Emit the entire listing verbatim.

++++

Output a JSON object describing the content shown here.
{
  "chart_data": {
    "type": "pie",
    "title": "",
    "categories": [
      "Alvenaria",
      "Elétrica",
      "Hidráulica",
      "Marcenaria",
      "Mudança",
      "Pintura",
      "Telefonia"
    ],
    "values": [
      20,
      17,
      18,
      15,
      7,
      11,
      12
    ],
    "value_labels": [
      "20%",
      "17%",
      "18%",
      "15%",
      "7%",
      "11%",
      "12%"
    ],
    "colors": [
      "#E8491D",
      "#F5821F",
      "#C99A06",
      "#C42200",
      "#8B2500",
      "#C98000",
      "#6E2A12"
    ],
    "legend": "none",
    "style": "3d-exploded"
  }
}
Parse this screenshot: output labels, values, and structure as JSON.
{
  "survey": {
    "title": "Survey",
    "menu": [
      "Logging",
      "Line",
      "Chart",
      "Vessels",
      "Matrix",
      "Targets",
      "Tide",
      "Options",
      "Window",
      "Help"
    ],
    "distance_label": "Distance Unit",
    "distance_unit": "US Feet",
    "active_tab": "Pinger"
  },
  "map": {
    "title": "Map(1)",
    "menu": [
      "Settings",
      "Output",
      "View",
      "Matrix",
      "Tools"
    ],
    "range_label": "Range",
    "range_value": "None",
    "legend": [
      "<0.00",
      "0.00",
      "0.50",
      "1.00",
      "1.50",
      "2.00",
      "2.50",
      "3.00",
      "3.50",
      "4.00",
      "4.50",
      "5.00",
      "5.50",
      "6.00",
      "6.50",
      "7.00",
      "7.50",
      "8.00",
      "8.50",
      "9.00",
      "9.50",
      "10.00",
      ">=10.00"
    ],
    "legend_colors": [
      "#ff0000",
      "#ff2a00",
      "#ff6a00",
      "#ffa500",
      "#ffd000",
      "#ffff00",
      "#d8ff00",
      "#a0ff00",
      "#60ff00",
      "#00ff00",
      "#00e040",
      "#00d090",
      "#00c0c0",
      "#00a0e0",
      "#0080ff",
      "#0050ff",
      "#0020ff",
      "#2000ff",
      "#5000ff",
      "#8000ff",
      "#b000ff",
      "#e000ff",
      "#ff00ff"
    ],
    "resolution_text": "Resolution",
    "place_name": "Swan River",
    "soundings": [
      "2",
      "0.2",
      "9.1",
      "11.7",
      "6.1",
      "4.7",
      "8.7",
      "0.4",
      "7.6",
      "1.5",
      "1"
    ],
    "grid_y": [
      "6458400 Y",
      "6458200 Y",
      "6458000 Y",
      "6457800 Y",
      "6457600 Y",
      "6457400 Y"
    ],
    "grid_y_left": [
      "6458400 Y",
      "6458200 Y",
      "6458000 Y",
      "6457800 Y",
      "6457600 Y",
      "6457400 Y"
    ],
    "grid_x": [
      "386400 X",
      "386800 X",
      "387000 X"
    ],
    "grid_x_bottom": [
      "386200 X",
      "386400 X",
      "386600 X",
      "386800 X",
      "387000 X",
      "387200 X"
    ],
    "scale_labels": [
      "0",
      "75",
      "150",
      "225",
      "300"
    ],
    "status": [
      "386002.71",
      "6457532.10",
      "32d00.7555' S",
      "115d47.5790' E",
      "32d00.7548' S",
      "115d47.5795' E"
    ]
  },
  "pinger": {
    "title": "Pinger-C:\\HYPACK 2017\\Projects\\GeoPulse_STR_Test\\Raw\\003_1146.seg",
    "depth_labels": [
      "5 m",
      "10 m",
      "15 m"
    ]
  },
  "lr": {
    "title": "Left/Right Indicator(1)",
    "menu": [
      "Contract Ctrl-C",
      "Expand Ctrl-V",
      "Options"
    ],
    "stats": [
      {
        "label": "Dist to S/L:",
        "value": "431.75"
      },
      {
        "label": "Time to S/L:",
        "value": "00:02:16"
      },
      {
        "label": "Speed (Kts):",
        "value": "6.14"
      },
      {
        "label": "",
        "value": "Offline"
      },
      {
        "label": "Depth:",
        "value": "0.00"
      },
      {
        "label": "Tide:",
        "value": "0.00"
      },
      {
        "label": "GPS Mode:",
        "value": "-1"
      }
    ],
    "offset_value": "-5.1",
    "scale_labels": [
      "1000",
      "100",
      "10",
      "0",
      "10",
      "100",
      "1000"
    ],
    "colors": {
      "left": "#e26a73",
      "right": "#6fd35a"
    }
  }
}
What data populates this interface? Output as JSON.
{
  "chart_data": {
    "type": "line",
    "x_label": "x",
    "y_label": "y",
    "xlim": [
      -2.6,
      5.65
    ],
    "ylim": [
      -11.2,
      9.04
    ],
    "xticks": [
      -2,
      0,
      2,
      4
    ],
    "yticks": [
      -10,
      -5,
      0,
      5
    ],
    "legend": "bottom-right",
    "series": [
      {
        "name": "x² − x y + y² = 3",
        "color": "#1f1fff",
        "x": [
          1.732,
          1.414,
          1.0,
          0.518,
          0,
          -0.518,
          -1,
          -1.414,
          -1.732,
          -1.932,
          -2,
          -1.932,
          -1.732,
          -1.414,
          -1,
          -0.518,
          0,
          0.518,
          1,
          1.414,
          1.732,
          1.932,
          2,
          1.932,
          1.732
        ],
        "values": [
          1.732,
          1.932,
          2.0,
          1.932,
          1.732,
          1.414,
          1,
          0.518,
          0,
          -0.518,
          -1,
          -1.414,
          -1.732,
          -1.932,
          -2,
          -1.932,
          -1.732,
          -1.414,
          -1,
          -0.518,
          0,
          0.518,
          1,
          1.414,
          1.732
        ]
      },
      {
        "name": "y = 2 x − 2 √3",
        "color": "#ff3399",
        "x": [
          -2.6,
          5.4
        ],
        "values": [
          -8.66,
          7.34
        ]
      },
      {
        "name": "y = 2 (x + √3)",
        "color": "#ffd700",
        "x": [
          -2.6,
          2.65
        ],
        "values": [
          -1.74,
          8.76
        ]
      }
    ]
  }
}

++++

- RESPONSE TO THIS TASK
Output a JSON object describing the content shown here.
{
  "chart_data": {
    "type": "pie",
    "title": "",
    "categories": [
      "Alvenaria",
      "Elétrica",
      "Hidráulica",
      "Marcenaria",
      "Mudança",
      "Pintura",
      "Telefonia"
    ],
    "values": [
      20,
      17,
      18,
      15,
      7,
      11,
      12
    ],
    "value_labels": [
      "20%",
      "17%",
      "18%",
      "15%",
      "7%",
      "11%",
      "12%"
    ],
    "colors": [
      "#E8491D",
      "#F5821F",
      "#C99A06",
      "#C42200",
      "#8B2500",
      "#C98000",
      "#6E2A12"
    ],
    "legend": "none",
    "style": "3d-exploded"
  }
}
Parse this screenshot: output labels, values, and structure as JSON.
{
  "survey": {
    "title": "Survey",
    "menu": [
      "Logging",
      "Line",
      "Chart",
      "Vessels",
      "Matrix",
      "Targets",
      "Tide",
      "Options",
      "Window",
      "Help"
    ],
    "distance_label": "Distance Unit",
    "distance_unit": "US Feet",
    "active_tab": "Pinger"
  },
  "map": {
    "title": "Map(1)",
    "menu": [
      "Settings",
      "Output",
      "View",
      "Matrix",
      "Tools"
    ],
    "range_label": "Range",
    "range_value": "None",
    "legend": [
      "<0.00",
      "0.00",
      "0.50",
      "1.00",
      "1.50",
      "2.00",
      "2.50",
      "3.00",
      "3.50",
      "4.00",
      "4.50",
      "5.00",
      "5.50",
      "6.00",
      "6.50",
      "7.00",
      "7.50",
      "8.00",
      "8.50",
      "9.00",
      "9.50",
      "10.00",
      ">=10.00"
    ],
    "legend_colors": [
      "#ff0000",
      "#ff2a00",
      "#ff6a00",
      "#ffa500",
      "#ffd000",
      "#ffff00",
      "#d8ff00",
      "#a0ff00",
      "#60ff00",
      "#00ff00",
      "#00e040",
      "#00d090",
      "#00c0c0",
      "#00a0e0",
      "#0080ff",
      "#0050ff",
      "#0020ff",
      "#2000ff",
      "#5000ff",
      "#8000ff",
      "#b000ff",
      "#e000ff",
      "#ff00ff"
    ],
    "resolution_text": "Resolution",
    "place_name": "Swan River",
    "soundings": [
      "2",
      "0.2",
      "9.1",
      "11.7",
      "6.1",
      "4.7",
      "8.7",
      "0.4",
      "7.6",
      "1.5",
      "1"
    ],
    "grid_y": [
      "6458400 Y",
      "6458200 Y",
      "6458000 Y",
      "6457800 Y",
      "6457600 Y",
      "6457400 Y"
    ],
    "grid_y_left": [
      "6458400 Y",
      "6458200 Y",
      "6458000 Y",
      "6457800 Y",
      "6457600 Y",
      "6457400 Y"
    ],
    "grid_x": [
      "386400 X",
      "386800 X",
      "387000 X"
    ],
    "grid_x_bottom": [
      "386200 X",
      "386400 X",
      "386600 X",
      "386800 X",
      "387000 X",
      "387200 X"
    ],
    "scale_labels": [
      "0",
      "75",
      "150",
      "225",
      "300"
    ],
    "status": [
      "386002.71",
      "6457532.10",
      "32d00.7555' S",
      "115d47.5790' E",
      "32d00.7548' S",
      "115d47.5795' E"
    ]
  },
  "pinger": {
    "title": "Pinger-C:\\HYPACK 2017\\Projects\\GeoPulse_STR_Test\\Raw\\003_1146.seg",
    "depth_labels": [
      "5 m",
      "10 m",
      "15 m"
    ]
  },
  "lr": {
    "title": "Left/Right Indicator(1)",
    "menu": [
      "Contract Ctrl-C",
      "Expand Ctrl-V",
      "Options"
    ],
    "stats": [
      {
        "label": "Dist to S/L:",
        "value": "431.75"
      },
      {
        "label": "Time to S/L:",
        "value": "00:02:16"
      },
      {
        "label": "Speed (Kts):",
        "value": "6.14"
      },
      {
        "label": "",
        "value": "Offline"
      },
      {
        "label": "Depth:",
        "value": "0.00"
      },
      {
        "label": "Tide:",
        "value": "0.00"
      },
      {
        "label": "GPS Mode:",
        "value": "-1"
      }
    ],
    "offset_value": "-5.1",
    "scale_labels": [
      "1000",
      "100",
      "10",
      "0",
      "10",
      "100",
      "1000"
    ],
    "colors": {
      "left": "#e26a73",
      "right": "#6fd35a"
    }
  }
}
What data populates this interface? Output as JSON.
{
  "chart_data": {
    "type": "line",
    "x_label": "x",
    "y_label": "y",
    "xlim": [
      -2.6,
      5.65
    ],
    "ylim": [
      -11.2,
      9.04
    ],
    "xticks": [
      -2,
      0,
      2,
      4
    ],
    "yticks": [
      -10,
      -5,
      0,
      5
    ],
    "legend": "bottom-right",
    "series": [
      {
        "name": "x² − x y + y² = 3",
        "color": "#1f1fff",
        "x": [
          1.732,
          1.414,
          1.0,
          0.518,
          0,
          -0.518,
          -1,
          -1.414,
          -1.732,
          -1.932,
          -2,
          -1.932,
          -1.732,
          -1.414,
          -1,
          -0.518,
          0,
          0.518,
          1,
          1.414,
          1.732,
          1.932,
          2,
          1.932,
          1.732
        ],
        "values": [
          1.732,
          1.932,
          2.0,
          1.932,
          1.732,
          1.414,
          1,
          0.518,
          0,
          -0.518,
          -1,
          -1.414,
          -1.732,
          -1.932,
          -2,
          -1.932,
          -1.732,
          -1.414,
          -1,
          -0.518,
          0,
          0.518,
          1,
          1.414,
          1.732
        ]
      },
      {
        "name": "y = 2 x − 2 √3",
        "color": "#ff3399",
        "x": [
          -2.6,
          5.4
        ],
        "values": [
          -8.66,
          7.34
        ]
      },
      {
        "name": "y = 2 (x + √3)",
        "color": "#ffd700",
        "x": [
          -2.6,
          2.65
        ],
        "values": [
          -1.74,
          8.76
        ]
      }
    ]
  }
}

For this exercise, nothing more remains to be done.